Copy each line of the records that contains the word "experience".

Dataset listings of figures
'''

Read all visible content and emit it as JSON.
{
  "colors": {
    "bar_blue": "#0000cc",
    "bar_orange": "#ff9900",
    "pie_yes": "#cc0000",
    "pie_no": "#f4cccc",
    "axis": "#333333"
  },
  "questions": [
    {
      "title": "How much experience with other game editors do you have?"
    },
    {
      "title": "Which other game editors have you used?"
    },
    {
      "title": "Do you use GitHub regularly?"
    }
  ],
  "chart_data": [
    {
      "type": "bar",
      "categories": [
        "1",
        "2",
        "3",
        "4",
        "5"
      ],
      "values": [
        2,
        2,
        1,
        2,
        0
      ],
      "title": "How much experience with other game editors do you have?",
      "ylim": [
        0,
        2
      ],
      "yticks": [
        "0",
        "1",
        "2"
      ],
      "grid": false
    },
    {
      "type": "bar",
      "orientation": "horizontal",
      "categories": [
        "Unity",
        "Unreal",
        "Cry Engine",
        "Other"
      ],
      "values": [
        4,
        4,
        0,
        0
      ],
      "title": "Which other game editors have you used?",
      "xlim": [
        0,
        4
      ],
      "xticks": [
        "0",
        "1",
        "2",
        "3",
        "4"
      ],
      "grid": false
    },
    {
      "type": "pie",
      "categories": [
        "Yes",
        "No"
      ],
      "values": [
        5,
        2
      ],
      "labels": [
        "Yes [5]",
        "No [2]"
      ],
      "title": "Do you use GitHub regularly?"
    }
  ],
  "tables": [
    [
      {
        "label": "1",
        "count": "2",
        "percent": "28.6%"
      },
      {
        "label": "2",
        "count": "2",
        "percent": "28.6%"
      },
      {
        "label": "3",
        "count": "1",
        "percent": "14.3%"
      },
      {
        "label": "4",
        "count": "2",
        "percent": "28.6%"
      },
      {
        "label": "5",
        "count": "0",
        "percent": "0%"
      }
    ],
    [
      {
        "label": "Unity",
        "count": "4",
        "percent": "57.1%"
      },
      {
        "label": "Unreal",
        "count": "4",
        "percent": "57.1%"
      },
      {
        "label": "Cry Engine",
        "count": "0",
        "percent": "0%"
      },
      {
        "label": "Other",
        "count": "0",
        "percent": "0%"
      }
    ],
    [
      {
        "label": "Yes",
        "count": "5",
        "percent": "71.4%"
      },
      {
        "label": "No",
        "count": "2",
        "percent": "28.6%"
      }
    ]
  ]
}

'''

Full solution:
      "title": "How much experience with other game editors do you have?"
      "title": "How much experience with other game editors do you have?",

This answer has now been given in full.